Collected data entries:
--
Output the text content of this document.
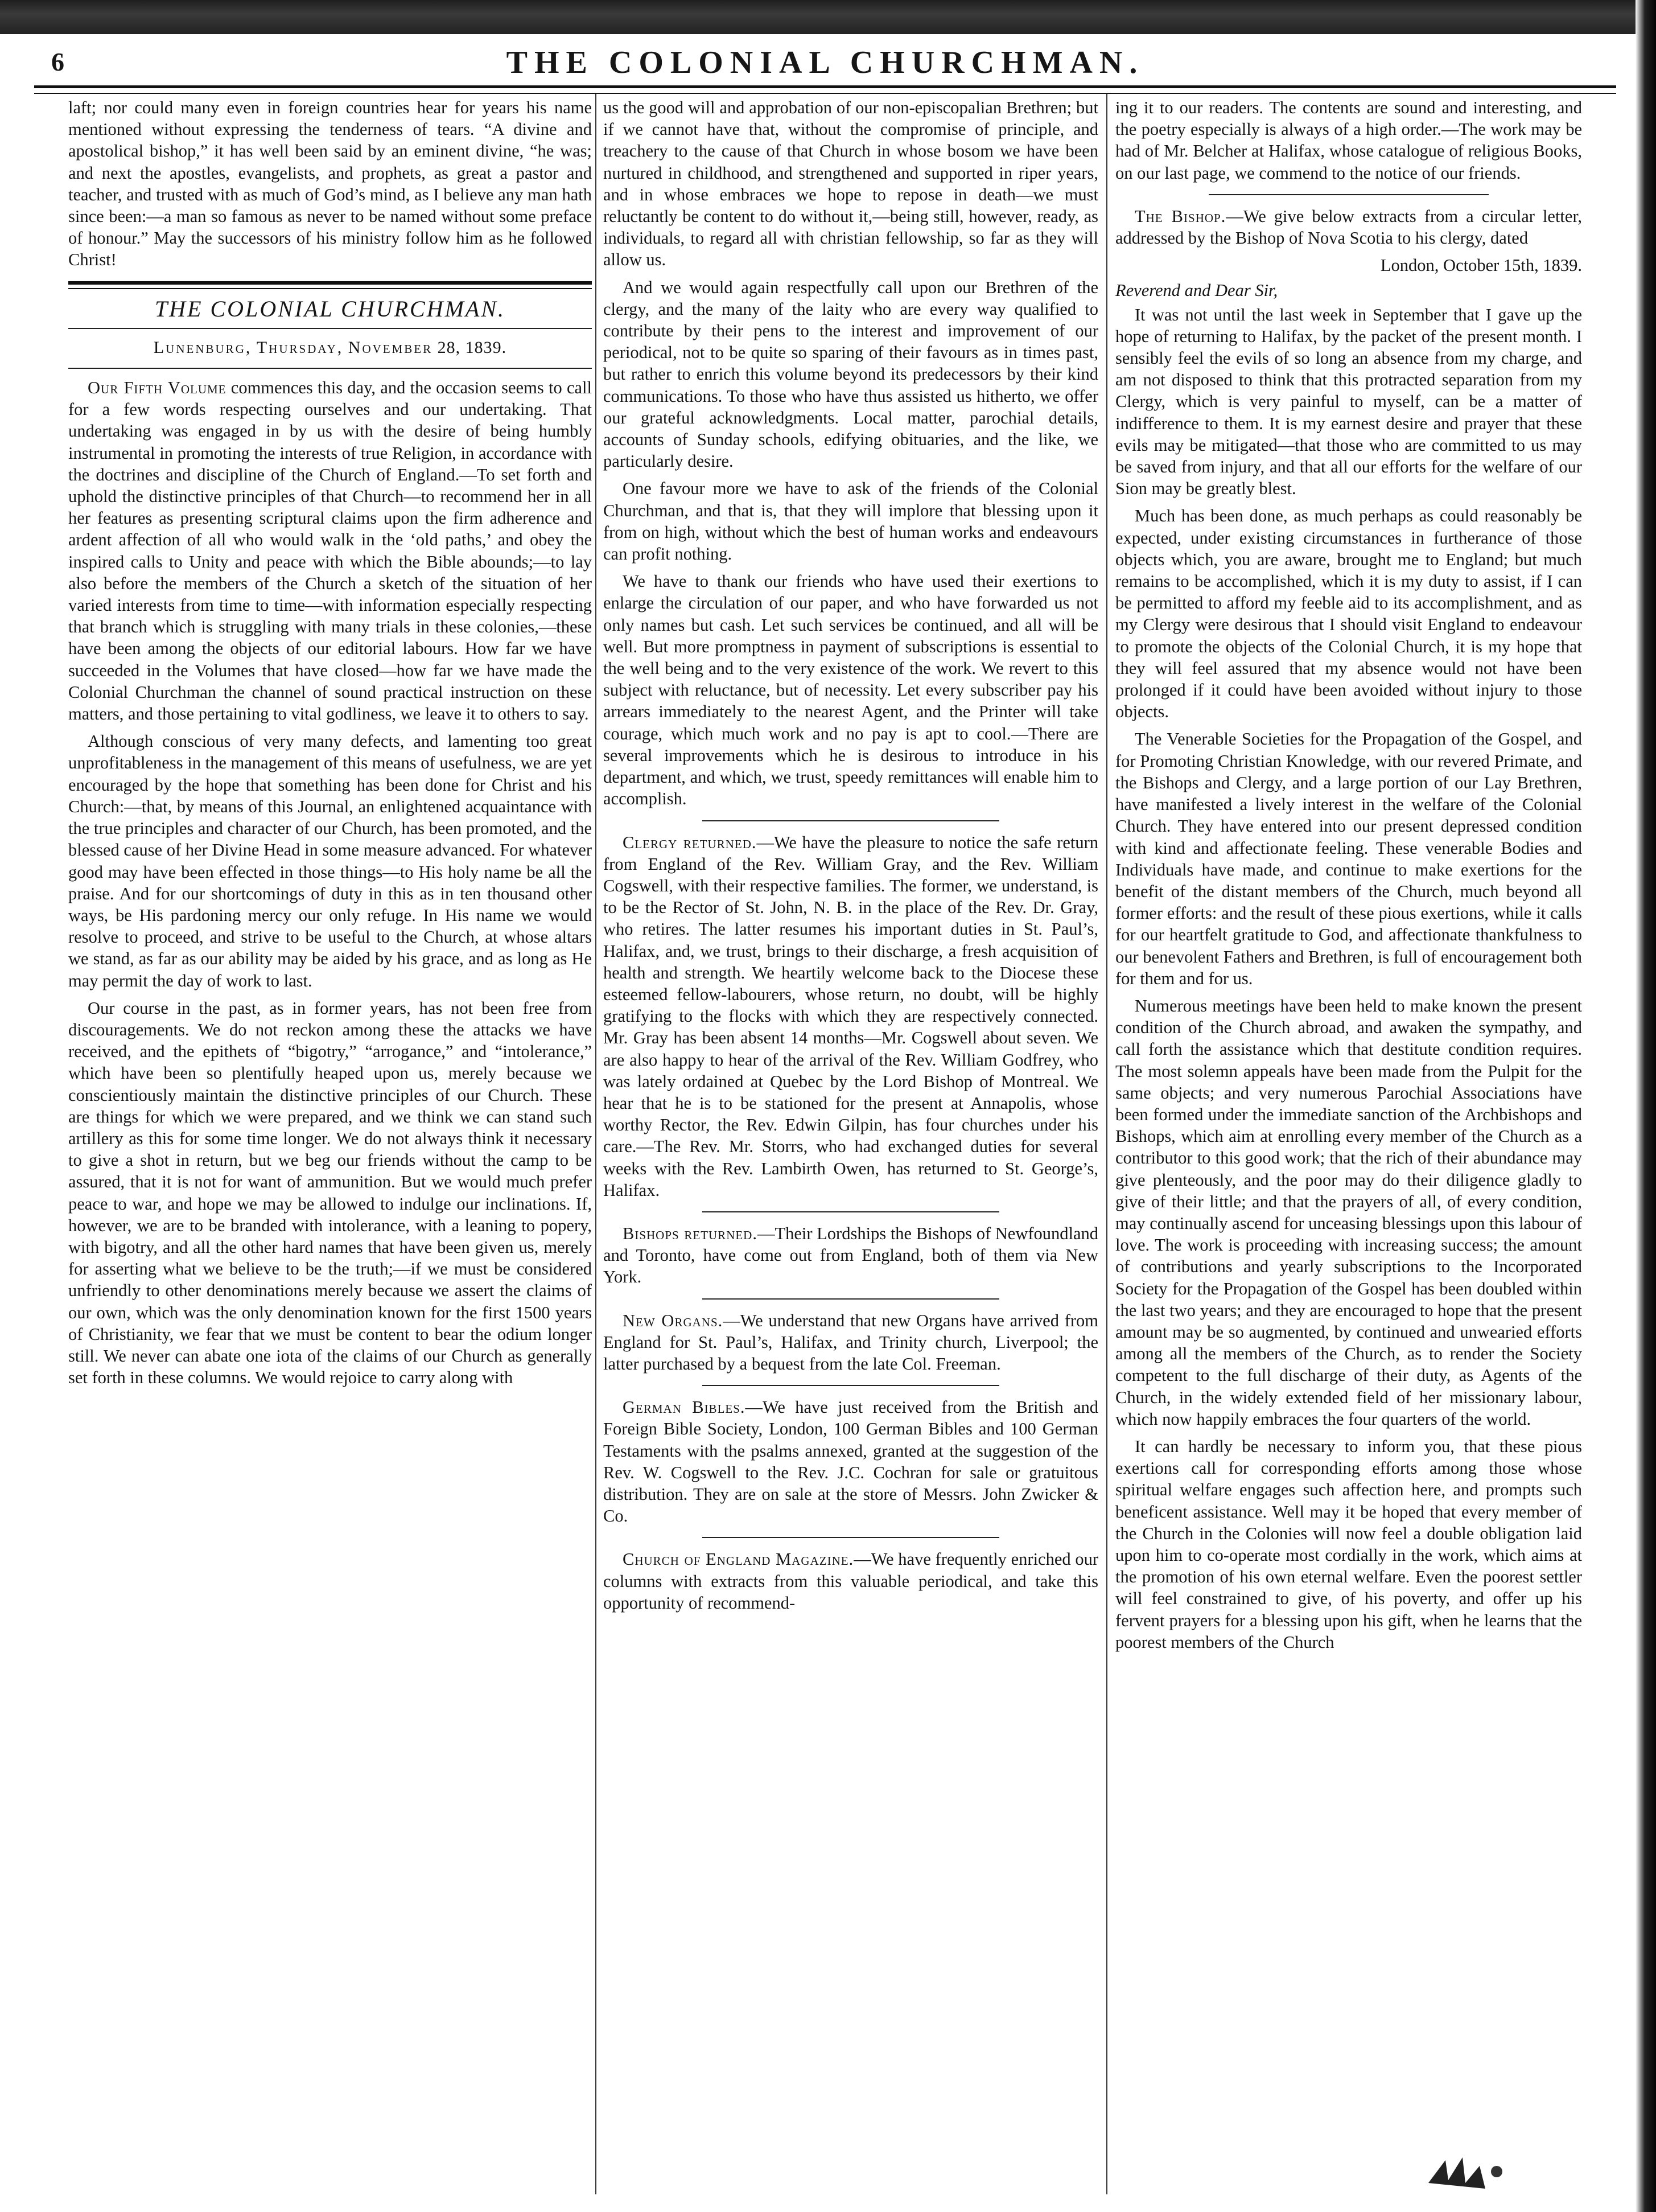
6	THE COLONIAL CHURCHMAN.

laft; nor could many even in foreign countries hear for years his name mentioned without expressing the tenderness of tears. “A divine and apostolical bishop,” it has well been said by an eminent divine, “he was; and next the apostles, evangelists, and prophets, as great a pastor and teacher, and trusted with as much of God’s mind, as I believe any man hath since been:—a man so famous as never to be named without some preface of honour.” May the successors of his ministry follow him as he followed Christ!

THE COLONIAL CHURCHMAN.
Lunenburg, Thursday, November 28, 1839.

Our Fifth Volume commences this day, and the occasion seems to call for a few words respecting ourselves and our undertaking. That undertaking was engaged in by us with the desire of being humbly instrumental in promoting the interests of true Religion, in accordance with the doctrines and discipline of the Church of England.—To set forth and uphold the distinctive principles of that Church—to recommend her in all her features as presenting scriptural claims upon the firm adherence and ardent affection of all who would walk in the ‘old paths,’ and obey the inspired calls to Unity and peace with which the Bible abounds;—to lay also before the members of the Church a sketch of the situation of her varied interests from time to time—with information especially respecting that branch which is struggling with many trials in these colonies,—these have been among the objects of our editorial labours. How far we have succeeded in the Volumes that have closed—how far we have made the Colonial Churchman the channel of sound practical instruction on these matters, and those pertaining to vital godliness, we leave it to others to say.

Although conscious of very many defects, and lamenting too great unprofitableness in the management of this means of usefulness, we are yet encouraged by the hope that something has been done for Christ and his Church:—that, by means of this Journal, an enlightened acquaintance with the true principles and character of our Church, has been promoted, and the blessed cause of her Divine Head in some measure advanced. For whatever good may have been effected in those things—to His holy name be all the praise. And for our shortcomings of duty in this as in ten thousand other ways, be His pardoning mercy our only refuge. In His name we would resolve to proceed, and strive to be useful to the Church, at whose altars we stand, as far as our ability may be aided by his grace, and as long as He may permit the day of work to last.

Our course in the past, as in former years, has not been free from discouragements. We do not reckon among these the attacks we have received, and the epithets of “bigotry,” “arrogance,” and “intolerance,” which have been so plentifully heaped upon us, merely because we conscientiously maintain the distinctive principles of our Church. These are things for which we were prepared, and we think we can stand such artillery as this for some time longer. We do not always think it necessary to give a shot in return, but we beg our friends without the camp to be assured, that it is not for want of ammunition. But we would much prefer peace to war, and hope we may be allowed to indulge our inclinations. If, however, we are to be branded with intolerance, with a leaning to popery, with bigotry, and all the other hard names that have been given us, merely for asserting what we believe to be the truth;—if we must be considered unfriendly to other denominations merely because we assert the claims of our own, which was the only denomination known for the first 1500 years of Christianity, we fear that we must be content to bear the odium longer still. We never can abate one iota of the claims of our Church as generally set forth in these columns. We would rejoice to carry along with

us the good will and approbation of our non-episcopalian Brethren; but if we cannot have that, without the compromise of principle, and treachery to the cause of that Church in whose bosom we have been nurtured in childhood, and strengthened and supported in riper years, and in whose embraces we hope to repose in death—we must reluctantly be content to do without it,—being still, however, ready, as individuals, to regard all with christian fellowship, so far as they will allow us.

And we would again respectfully call upon our Brethren of the clergy, and the many of the laity who are every way qualified to contribute by their pens to the interest and improvement of our periodical, not to be quite so sparing of their favours as in times past, but rather to enrich this volume beyond its predecessors by their kind communications. To those who have thus assisted us hitherto, we offer our grateful acknowledgments. Local matter, parochial details, accounts of Sunday schools, edifying obituaries, and the like, we particularly desire.

One favour more we have to ask of the friends of the Colonial Churchman, and that is, that they will implore that blessing upon it from on high, without which the best of human works and endeavours can profit nothing.

We have to thank our friends who have used their exertions to enlarge the circulation of our paper, and who have forwarded us not only names but cash. Let such services be continued, and all will be well. But more promptness in payment of subscriptions is essential to the well being and to the very existence of the work. We revert to this subject with reluctance, but of necessity. Let every subscriber pay his arrears immediately to the nearest Agent, and the Printer will take courage, which much work and no pay is apt to cool.—There are several improvements which he is desirous to introduce in his department, and which, we trust, speedy remittances will enable him to accomplish.

Clergy returned.—We have the pleasure to notice the safe return from England of the Rev. William Gray, and the Rev. William Cogswell, with their respective families. The former, we understand, is to be the Rector of St. John, N. B. in the place of the Rev. Dr. Gray, who retires. The latter resumes his important duties in St. Paul’s, Halifax, and, we trust, brings to their discharge, a fresh acquisition of health and strength. We heartily welcome back to the Diocese these esteemed fellow-labourers, whose return, no doubt, will be highly gratifying to the flocks with which they are respectively connected. Mr. Gray has been absent 14 months—Mr. Cogswell about seven. We are also happy to hear of the arrival of the Rev. William Godfrey, who was lately ordained at Quebec by the Lord Bishop of Montreal. We hear that he is to be stationed for the present at Annapolis, whose worthy Rector, the Rev. Edwin Gilpin, has four churches under his care.—The Rev. Mr. Storrs, who had exchanged duties for several weeks with the Rev. Lambirth Owen, has returned to St. George’s, Halifax.

Bishops returned.—Their Lordships the Bishops of Newfoundland and Toronto, have come out from England, both of them via New York.

New Organs.—We understand that new Organs have arrived from England for St. Paul’s, Halifax, and Trinity church, Liverpool; the latter purchased by a bequest from the late Col. Freeman.

German Bibles.—We have just received from the British and Foreign Bible Society, London, 100 German Bibles and 100 German Testaments with the psalms annexed, granted at the suggestion of the Rev. W. Cogswell to the Rev. J.C. Cochran for sale or gratuitous distribution. They are on sale at the store of Messrs. John Zwicker & Co.

Church of England Magazine.—We have frequently enriched our columns with extracts from this valuable periodical, and take this opportunity of recommend-

ing it to our readers. The contents are sound and interesting, and the poetry especially is always of a high order.—The work may be had of Mr. Belcher at Halifax, whose catalogue of religious Books, on our last page, we commend to the notice of our friends.

The Bishop.—We give below extracts from a circular letter, addressed by the Bishop of Nova Scotia to his clergy, dated

London, October 15th, 1839.
Reverend and Dear Sir,

It was not until the last week in September that I gave up the hope of returning to Halifax, by the packet of the present month. I sensibly feel the evils of so long an absence from my charge, and am not disposed to think that this protracted separation from my Clergy, which is very painful to myself, can be a matter of indifference to them. It is my earnest desire and prayer that these evils may be mitigated—that those who are committed to us may be saved from injury, and that all our efforts for the welfare of our Sion may be greatly blest.

Much has been done, as much perhaps as could reasonably be expected, under existing circumstances in furtherance of those objects which, you are aware, brought me to England; but much remains to be accomplished, which it is my duty to assist, if I can be permitted to afford my feeble aid to its accomplishment, and as my Clergy were desirous that I should visit England to endeavour to promote the objects of the Colonial Church, it is my hope that they will feel assured that my absence would not have been prolonged if it could have been avoided without injury to those objects.

The Venerable Societies for the Propagation of the Gospel, and for Promoting Christian Knowledge, with our revered Primate, and the Bishops and Clergy, and a large portion of our Lay Brethren, have manifested a lively interest in the welfare of the Colonial Church. They have entered into our present depressed condition with kind and affectionate feeling. These venerable Bodies and Individuals have made, and continue to make exertions for the benefit of the distant members of the Church, much beyond all former efforts: and the result of these pious exertions, while it calls for our heartfelt gratitude to God, and affectionate thankfulness to our benevolent Fathers and Brethren, is full of encouragement both for them and for us.

Numerous meetings have been held to make known the present condition of the Church abroad, and awaken the sympathy, and call forth the assistance which that destitute condition requires. The most solemn appeals have been made from the Pulpit for the same objects; and very numerous Parochial Associations have been formed under the immediate sanction of the Archbishops and Bishops, which aim at enrolling every member of the Church as a contributor to this good work; that the rich of their abundance may give plenteously, and the poor may do their diligence gladly to give of their little; and that the prayers of all, of every condition, may continually ascend for unceasing blessings upon this labour of love. The work is proceeding with increasing success; the amount of contributions and yearly subscriptions to the Incorporated Society for the Propagation of the Gospel has been doubled within the last two years; and they are encouraged to hope that the present amount may be so augmented, by continued and unwearied efforts among all the members of the Church, as to render the Society competent to the full discharge of their duty, as Agents of the Church, in the widely extended field of her missionary labour, which now happily embraces the four quarters of the world.

It can hardly be necessary to inform you, that these pious exertions call for corresponding efforts among those whose spiritual welfare engages such affection here, and prompts such beneficent assistance. Well may it be hoped that every member of the Church in the Colonies will now feel a double obligation laid upon him to co-operate most cordially in the work, which aims at the promotion of his own eternal welfare. Even the poorest settler will feel constrained to give, of his poverty, and offer up his fervent prayers for a blessing upon his gift, when he learns that the poorest members of the Church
--
▶ _Do this_
Copy out every line holding the string "take".

▶ _Expected output_
We have to thank our friends who have used their exertions to enlarge the circulation of our paper, and who have forwarded us not only names but cash. Let such services be continued, and all will be well. But more promptness in payment of subscriptions is essential to the well being and to the very existence of the work. We revert to this subject with reluctance, but of necessity. Let every subscriber pay his arrears immediately to the nearest Agent, and the Printer will take courage, which much work and no pay is apt to cool.—There are several improvements which he is desirous to introduce in his department, and which, we trust, speedy remittances will enable him to accomplish.
Church of England Magazine.—We have frequently enriched our columns with extracts from this valuable periodical, and take this opportunity of recommend-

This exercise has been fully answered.